(Dataset rows about figures)
-- -- --

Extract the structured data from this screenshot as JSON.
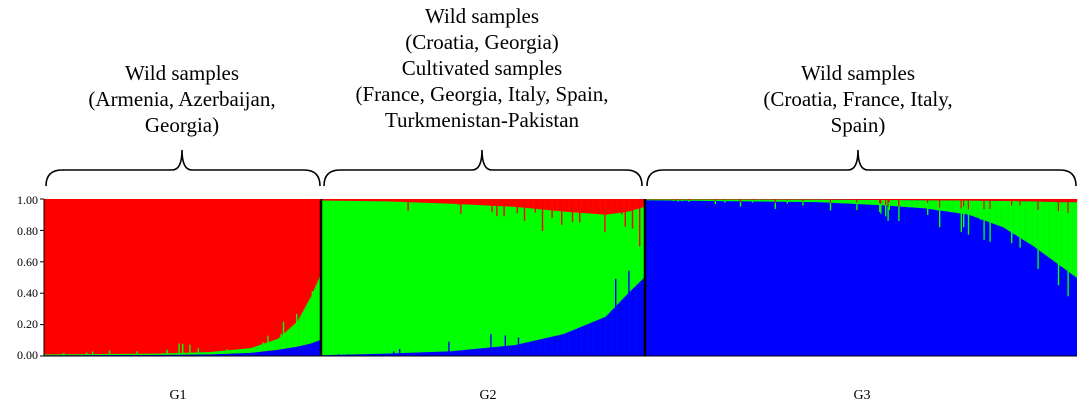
{
  "chart_data": {
    "type": "bar",
    "stacked": true,
    "title": "",
    "xlabel": "",
    "ylabel": "",
    "ylim": [
      0,
      1
    ],
    "y_ticks": [
      "0.00",
      "0.20",
      "0.40",
      "0.60",
      "0.80",
      "1.00"
    ],
    "grid": false,
    "legend": "none",
    "series_colors": {
      "red": "#ff0000",
      "green": "#00ff00",
      "blue": "#0000ff"
    },
    "groups": [
      {
        "name": "G1",
        "description_lines": [
          "Wild samples",
          "(Armenia, Azerbaijan,",
          "Georgia)"
        ],
        "dominant": "red",
        "profile": [
          {
            "pos": 0.0,
            "red": 0.99,
            "green": 0.005,
            "blue": 0.005
          },
          {
            "pos": 0.4,
            "red": 0.985,
            "green": 0.008,
            "blue": 0.007
          },
          {
            "pos": 0.6,
            "red": 0.975,
            "green": 0.015,
            "blue": 0.01
          },
          {
            "pos": 0.75,
            "red": 0.95,
            "green": 0.03,
            "blue": 0.02
          },
          {
            "pos": 0.85,
            "red": 0.89,
            "green": 0.07,
            "blue": 0.04
          },
          {
            "pos": 0.92,
            "red": 0.78,
            "green": 0.16,
            "blue": 0.06
          },
          {
            "pos": 0.97,
            "red": 0.62,
            "green": 0.3,
            "blue": 0.08
          },
          {
            "pos": 1.0,
            "red": 0.5,
            "green": 0.4,
            "blue": 0.1
          }
        ]
      },
      {
        "name": "G2",
        "description_lines": [
          "Wild samples",
          "(Croatia, Georgia)",
          "Cultivated samples",
          "(France, Georgia, Italy, Spain,",
          "Turkmenistan-Pakistan"
        ],
        "dominant": "green",
        "profile": [
          {
            "pos": 0.0,
            "red": 0.01,
            "green": 0.985,
            "blue": 0.005
          },
          {
            "pos": 0.2,
            "red": 0.015,
            "green": 0.97,
            "blue": 0.015
          },
          {
            "pos": 0.4,
            "red": 0.03,
            "green": 0.94,
            "blue": 0.03
          },
          {
            "pos": 0.6,
            "red": 0.05,
            "green": 0.88,
            "blue": 0.07
          },
          {
            "pos": 0.75,
            "red": 0.08,
            "green": 0.78,
            "blue": 0.14
          },
          {
            "pos": 0.88,
            "red": 0.1,
            "green": 0.65,
            "blue": 0.25
          },
          {
            "pos": 0.95,
            "red": 0.08,
            "green": 0.52,
            "blue": 0.4
          },
          {
            "pos": 1.0,
            "red": 0.05,
            "green": 0.45,
            "blue": 0.5
          }
        ]
      },
      {
        "name": "G3",
        "description_lines": [
          "Wild samples",
          "(Croatia, France, Italy,",
          "Spain)"
        ],
        "dominant": "blue",
        "profile": [
          {
            "pos": 0.0,
            "red": 0.003,
            "green": 0.005,
            "blue": 0.992
          },
          {
            "pos": 0.4,
            "red": 0.004,
            "green": 0.016,
            "blue": 0.98
          },
          {
            "pos": 0.55,
            "red": 0.006,
            "green": 0.034,
            "blue": 0.96
          },
          {
            "pos": 0.65,
            "red": 0.008,
            "green": 0.052,
            "blue": 0.94
          },
          {
            "pos": 0.75,
            "red": 0.01,
            "green": 0.09,
            "blue": 0.9
          },
          {
            "pos": 0.83,
            "red": 0.012,
            "green": 0.168,
            "blue": 0.82
          },
          {
            "pos": 0.9,
            "red": 0.015,
            "green": 0.285,
            "blue": 0.7
          },
          {
            "pos": 0.96,
            "red": 0.02,
            "green": 0.4,
            "blue": 0.58
          },
          {
            "pos": 1.0,
            "red": 0.02,
            "green": 0.48,
            "blue": 0.5
          }
        ]
      }
    ]
  }
}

-- -- --

Every line of the listing that holds "Croatia" is to be counted; give only the resulting number.

2